- **Lista de tareas**
- A) Transcriba literalmente una parte del texto sobre el miedo: comience en las palabras que contienen "Es decir, el" y deténgase después de "alertas para aprovecharlas.".
- B) Según el texto sobre el miedo, ¿qué sustancia prepara el cuerpo para la respuesta de lucha o huida?
- C) Prosiga el texto sobre el miedo a partir de su última oración.

- **Fragmento del documento**
Impulso y Protección

Es bueno saber que el miedo bueno cumple una función importante en nuestro cerebro, protegiéndonos de amenazas reales. Michael Fanselow, neurocientífico de UCLA señala: “Las personas entienden que tener miedo es negativo, pero la razón por la que experimentamos esa sensación, es que el mundo es bastante peligroso, y hemos desarrollado sistemas muy poderosos que automáticamente nos fuerzan a comportarnos a la defensiva y a protegernos”.
Un ejemplo de esto son las películas de terror, solo de verlas vamos sintiendo como energizan el sistema, los corazones laten más deprisa, la presión arterial aumenta y se liberan dopamina, noradrenalina (la cual prepara el cuerpo para respuesta de luchas o huida) y endorfinas (las cuales matan el dolor). Es por ello que la mayaría de las veces que estemos experimentando sensaciones de miedo o terror, nuestros instintos inteligentes, rápidos y lúcidos se activan para la lucha.
Es decir, el miedo no es bueno ni malo, te beneficiara o perjudicara en la medida de tu adaptación a él, genera emociones y te hace sentir más humano. Cuando decimos “tengo miedo” hay que saber con exactitud a que nos referimos, ¿miedo a que?, es positivo hacernos esta pregunta ya que a veces de los miedos salen grandes oportunidades y hay que estar alertas para aprovecharlas.

- **Datos proporcionados**
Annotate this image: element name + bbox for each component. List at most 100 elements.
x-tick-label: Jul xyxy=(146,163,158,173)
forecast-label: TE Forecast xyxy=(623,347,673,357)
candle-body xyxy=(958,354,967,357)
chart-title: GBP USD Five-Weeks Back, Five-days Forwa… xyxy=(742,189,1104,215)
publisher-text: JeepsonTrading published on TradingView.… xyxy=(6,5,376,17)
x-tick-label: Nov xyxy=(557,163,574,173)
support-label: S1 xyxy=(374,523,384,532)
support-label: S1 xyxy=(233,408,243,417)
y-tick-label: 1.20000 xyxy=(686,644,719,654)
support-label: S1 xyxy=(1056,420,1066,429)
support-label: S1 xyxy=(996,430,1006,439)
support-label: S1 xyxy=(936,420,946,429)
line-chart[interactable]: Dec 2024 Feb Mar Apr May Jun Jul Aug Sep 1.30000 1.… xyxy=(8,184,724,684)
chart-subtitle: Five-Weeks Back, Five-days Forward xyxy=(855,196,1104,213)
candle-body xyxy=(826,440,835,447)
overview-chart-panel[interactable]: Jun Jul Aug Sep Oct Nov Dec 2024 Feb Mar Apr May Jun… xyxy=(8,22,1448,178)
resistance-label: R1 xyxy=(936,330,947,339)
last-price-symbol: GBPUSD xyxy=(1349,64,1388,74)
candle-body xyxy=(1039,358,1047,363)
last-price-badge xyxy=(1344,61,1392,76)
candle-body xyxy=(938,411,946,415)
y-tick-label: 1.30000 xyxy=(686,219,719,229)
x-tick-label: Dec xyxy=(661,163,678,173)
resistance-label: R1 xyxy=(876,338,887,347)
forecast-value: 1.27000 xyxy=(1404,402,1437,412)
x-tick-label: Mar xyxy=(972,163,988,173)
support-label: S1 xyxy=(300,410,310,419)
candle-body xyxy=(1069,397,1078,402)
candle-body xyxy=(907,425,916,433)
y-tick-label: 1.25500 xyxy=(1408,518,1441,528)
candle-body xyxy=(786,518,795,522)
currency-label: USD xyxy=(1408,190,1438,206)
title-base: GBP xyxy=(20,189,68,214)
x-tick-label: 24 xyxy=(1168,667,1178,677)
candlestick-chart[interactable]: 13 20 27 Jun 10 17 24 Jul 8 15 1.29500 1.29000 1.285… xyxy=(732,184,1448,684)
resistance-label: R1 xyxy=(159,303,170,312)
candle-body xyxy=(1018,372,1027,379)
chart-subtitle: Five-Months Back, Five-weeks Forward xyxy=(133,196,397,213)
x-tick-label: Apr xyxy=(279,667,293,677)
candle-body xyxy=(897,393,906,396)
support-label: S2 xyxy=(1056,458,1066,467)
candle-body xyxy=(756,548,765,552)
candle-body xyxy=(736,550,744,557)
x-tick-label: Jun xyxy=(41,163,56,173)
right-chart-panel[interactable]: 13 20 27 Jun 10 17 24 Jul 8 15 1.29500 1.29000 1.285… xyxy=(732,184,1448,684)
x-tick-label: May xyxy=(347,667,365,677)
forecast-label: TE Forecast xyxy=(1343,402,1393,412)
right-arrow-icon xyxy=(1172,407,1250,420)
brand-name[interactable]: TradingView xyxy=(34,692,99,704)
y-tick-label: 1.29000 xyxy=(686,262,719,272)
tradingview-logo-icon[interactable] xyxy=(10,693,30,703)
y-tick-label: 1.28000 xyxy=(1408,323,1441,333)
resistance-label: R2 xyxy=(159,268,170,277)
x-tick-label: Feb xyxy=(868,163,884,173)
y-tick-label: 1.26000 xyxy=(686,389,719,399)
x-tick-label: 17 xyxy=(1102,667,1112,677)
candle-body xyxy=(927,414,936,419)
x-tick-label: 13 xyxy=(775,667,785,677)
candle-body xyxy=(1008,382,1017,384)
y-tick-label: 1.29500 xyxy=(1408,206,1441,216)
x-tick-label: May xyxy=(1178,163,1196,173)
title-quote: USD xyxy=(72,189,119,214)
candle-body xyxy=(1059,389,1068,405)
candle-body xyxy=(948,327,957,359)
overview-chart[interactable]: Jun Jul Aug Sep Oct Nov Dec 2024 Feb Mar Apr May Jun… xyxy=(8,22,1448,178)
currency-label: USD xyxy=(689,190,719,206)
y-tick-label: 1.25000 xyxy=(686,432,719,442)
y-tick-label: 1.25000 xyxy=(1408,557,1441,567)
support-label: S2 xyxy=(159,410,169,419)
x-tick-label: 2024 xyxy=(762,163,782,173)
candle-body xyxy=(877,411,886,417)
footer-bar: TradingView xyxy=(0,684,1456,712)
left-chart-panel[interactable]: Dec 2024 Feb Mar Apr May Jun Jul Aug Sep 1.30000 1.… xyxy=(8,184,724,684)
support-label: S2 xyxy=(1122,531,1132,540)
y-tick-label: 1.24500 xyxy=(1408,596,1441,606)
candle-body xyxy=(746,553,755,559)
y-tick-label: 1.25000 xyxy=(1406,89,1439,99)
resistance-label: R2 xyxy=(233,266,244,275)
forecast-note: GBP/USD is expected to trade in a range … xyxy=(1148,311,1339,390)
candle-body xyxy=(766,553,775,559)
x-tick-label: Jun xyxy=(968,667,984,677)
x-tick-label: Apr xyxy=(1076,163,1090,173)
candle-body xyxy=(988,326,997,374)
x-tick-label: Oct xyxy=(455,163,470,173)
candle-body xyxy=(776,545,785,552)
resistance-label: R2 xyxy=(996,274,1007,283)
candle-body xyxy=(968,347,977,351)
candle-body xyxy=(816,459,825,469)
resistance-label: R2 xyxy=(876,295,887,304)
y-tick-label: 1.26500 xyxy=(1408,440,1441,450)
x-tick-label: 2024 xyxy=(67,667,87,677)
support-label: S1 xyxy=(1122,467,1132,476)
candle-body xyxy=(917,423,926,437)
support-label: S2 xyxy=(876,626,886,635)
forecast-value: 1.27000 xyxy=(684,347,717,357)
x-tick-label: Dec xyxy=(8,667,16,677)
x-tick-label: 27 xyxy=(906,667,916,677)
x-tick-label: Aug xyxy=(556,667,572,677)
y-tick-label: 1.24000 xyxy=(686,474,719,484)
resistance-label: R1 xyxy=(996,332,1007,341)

- **Respuestas**
- A)
Es decir, el miedo no es bueno ni malo, te beneficiara o perjudicara en la medida de tu adaptación a él, genera emociones y te hace sentir más humano. Cuando decimos “tengo miedo” hay que saber con exactitud a que nos referimos, ¿miedo a que?, es positivo hacernos esta pregunta ya que a veces de los miedos salen grandes oportunidades y hay que estar alertas para aprovecharlas.

- B) La noradrenalina.

- C)
Para finalizar, les confesare que darle a publicar mi primer artículo, me lleno de mucho miedo, y es que lo desconocido puede resultar amenazante. Ustedes dirán ¿miedo a qué? Pues a muchas cosas, al qué dirá mi familia, los comentarios de lectores o público en general, me cuestione si tendrá éxito o no, pensé ¿será de utilidad? en fin, tantas preguntas que surgen al sentir la falta de control que me angustie.
Luego, con todo y miedo me pregunte: ¿Realmente quiero esto? Me detuve, medite y tome conciencia de lo que podría estarme perdiendo, seguí escribiendo y al final fue muy liberador. Del miedo al comienzo, pase a la acción, y ahora, me alegro de ello.